• THE TASK:
Take the entries below and print all of them exactly, please.

** BEGIN ENTRIES **

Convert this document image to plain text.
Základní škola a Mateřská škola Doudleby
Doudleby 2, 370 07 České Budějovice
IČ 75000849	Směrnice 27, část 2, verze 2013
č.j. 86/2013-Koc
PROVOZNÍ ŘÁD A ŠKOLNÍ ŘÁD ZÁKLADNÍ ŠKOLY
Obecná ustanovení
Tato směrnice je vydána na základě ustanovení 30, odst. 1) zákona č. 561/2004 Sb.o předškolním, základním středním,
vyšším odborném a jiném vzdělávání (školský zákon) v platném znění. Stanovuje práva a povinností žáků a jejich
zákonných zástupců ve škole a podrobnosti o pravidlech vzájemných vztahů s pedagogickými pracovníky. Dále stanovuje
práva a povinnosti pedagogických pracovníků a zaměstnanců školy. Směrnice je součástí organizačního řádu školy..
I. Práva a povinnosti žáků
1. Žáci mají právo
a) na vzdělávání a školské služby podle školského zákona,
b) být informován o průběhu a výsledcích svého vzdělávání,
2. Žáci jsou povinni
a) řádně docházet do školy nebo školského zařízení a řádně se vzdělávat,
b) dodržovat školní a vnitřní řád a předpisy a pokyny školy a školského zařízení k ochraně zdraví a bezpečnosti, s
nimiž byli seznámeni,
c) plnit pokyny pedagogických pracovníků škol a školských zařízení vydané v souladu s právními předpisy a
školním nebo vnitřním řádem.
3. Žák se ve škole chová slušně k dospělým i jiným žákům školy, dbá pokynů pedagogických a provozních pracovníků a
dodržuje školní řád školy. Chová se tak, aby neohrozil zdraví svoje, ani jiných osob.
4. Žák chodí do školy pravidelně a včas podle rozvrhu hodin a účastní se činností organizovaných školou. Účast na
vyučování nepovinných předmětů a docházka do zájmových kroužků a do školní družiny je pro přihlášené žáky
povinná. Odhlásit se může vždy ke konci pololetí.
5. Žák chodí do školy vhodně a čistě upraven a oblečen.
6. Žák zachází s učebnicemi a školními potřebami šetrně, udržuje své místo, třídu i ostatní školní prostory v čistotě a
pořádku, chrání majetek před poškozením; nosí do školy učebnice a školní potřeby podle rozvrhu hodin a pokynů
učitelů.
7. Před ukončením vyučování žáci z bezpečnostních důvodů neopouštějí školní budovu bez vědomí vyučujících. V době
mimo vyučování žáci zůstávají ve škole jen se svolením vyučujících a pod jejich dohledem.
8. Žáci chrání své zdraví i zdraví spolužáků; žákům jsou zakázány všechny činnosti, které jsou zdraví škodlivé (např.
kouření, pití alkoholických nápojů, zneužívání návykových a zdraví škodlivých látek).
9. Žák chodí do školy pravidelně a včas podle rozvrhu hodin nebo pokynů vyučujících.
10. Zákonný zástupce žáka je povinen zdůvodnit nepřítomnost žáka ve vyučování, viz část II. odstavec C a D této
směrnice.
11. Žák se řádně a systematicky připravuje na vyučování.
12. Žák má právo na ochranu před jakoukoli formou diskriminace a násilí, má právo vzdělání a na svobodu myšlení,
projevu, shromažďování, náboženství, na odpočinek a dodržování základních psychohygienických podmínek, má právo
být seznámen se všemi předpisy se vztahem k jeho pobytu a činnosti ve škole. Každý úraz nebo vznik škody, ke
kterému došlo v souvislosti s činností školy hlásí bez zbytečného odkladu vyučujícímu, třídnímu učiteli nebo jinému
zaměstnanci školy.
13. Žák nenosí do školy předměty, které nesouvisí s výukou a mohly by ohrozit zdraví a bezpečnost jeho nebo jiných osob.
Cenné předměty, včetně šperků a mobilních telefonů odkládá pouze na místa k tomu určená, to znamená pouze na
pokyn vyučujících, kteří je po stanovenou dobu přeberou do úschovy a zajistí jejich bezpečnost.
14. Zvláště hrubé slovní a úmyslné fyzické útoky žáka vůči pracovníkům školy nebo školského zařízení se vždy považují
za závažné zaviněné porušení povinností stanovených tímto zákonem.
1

** END ENTRIES **

• EXERCISE RESULT:
Convert this document image to plain text.
Základní škola a Mateřská škola Doudleby
Doudleby 2, 370 07 České Budějovice
IČ 75000849	Směrnice 27, část 2, verze 2013
č.j. 86/2013-Koc
PROVOZNÍ ŘÁD A ŠKOLNÍ ŘÁD ZÁKLADNÍ ŠKOLY
Obecná ustanovení
Tato směrnice je vydána na základě ustanovení 30, odst. 1) zákona č. 561/2004 Sb.o předškolním, základním středním,
vyšším odborném a jiném vzdělávání (školský zákon) v platném znění. Stanovuje práva a povinností žáků a jejich
zákonných zástupců ve škole a podrobnosti o pravidlech vzájemných vztahů s pedagogickými pracovníky. Dále stanovuje
práva a povinnosti pedagogických pracovníků a zaměstnanců školy. Směrnice je součástí organizačního řádu školy..
I. Práva a povinnosti žáků
1. Žáci mají právo
a) na vzdělávání a školské služby podle školského zákona,
b) být informován o průběhu a výsledcích svého vzdělávání,
2. Žáci jsou povinni
a) řádně docházet do školy nebo školského zařízení a řádně se vzdělávat,
b) dodržovat školní a vnitřní řád a předpisy a pokyny školy a školského zařízení k ochraně zdraví a bezpečnosti, s
nimiž byli seznámeni,
c) plnit pokyny pedagogických pracovníků škol a školských zařízení vydané v souladu s právními předpisy a
školním nebo vnitřním řádem.
3. Žák se ve škole chová slušně k dospělým i jiným žákům školy, dbá pokynů pedagogických a provozních pracovníků a
dodržuje školní řád školy. Chová se tak, aby neohrozil zdraví svoje, ani jiných osob.
4. Žák chodí do školy pravidelně a včas podle rozvrhu hodin a účastní se činností organizovaných školou. Účast na
vyučování nepovinných předmětů a docházka do zájmových kroužků a do školní družiny je pro přihlášené žáky
povinná. Odhlásit se může vždy ke konci pololetí.
5. Žák chodí do školy vhodně a čistě upraven a oblečen.
6. Žák zachází s učebnicemi a školními potřebami šetrně, udržuje své místo, třídu i ostatní školní prostory v čistotě a
pořádku, chrání majetek před poškozením; nosí do školy učebnice a školní potřeby podle rozvrhu hodin a pokynů
učitelů.
7. Před ukončením vyučování žáci z bezpečnostních důvodů neopouštějí školní budovu bez vědomí vyučujících. V době
mimo vyučování žáci zůstávají ve škole jen se svolením vyučujících a pod jejich dohledem.
8. Žáci chrání své zdraví i zdraví spolužáků; žákům jsou zakázány všechny činnosti, které jsou zdraví škodlivé (např.
kouření, pití alkoholických nápojů, zneužívání návykových a zdraví škodlivých látek).
9. Žák chodí do školy pravidelně a včas podle rozvrhu hodin nebo pokynů vyučujících.
10. Zákonný zástupce žáka je povinen zdůvodnit nepřítomnost žáka ve vyučování, viz část II. odstavec C a D této
směrnice.
11. Žák se řádně a systematicky připravuje na vyučování.
12. Žák má právo na ochranu před jakoukoli formou diskriminace a násilí, má právo vzdělání a na svobodu myšlení,
projevu, shromažďování, náboženství, na odpočinek a dodržování základních psychohygienických podmínek, má právo
být seznámen se všemi předpisy se vztahem k jeho pobytu a činnosti ve škole. Každý úraz nebo vznik škody, ke
kterému došlo v souvislosti s činností školy hlásí bez zbytečného odkladu vyučujícímu, třídnímu učiteli nebo jinému
zaměstnanci školy.
13. Žák nenosí do školy předměty, které nesouvisí s výukou a mohly by ohrozit zdraví a bezpečnost jeho nebo jiných osob.
Cenné předměty, včetně šperků a mobilních telefonů odkládá pouze na místa k tomu určená, to znamená pouze na
pokyn vyučujících, kteří je po stanovenou dobu přeberou do úschovy a zajistí jejich bezpečnost.
14. Zvláště hrubé slovní a úmyslné fyzické útoky žáka vůči pracovníkům školy nebo školského zařízení se vždy považují
za závažné zaviněné porušení povinností stanovených tímto zákonem.
1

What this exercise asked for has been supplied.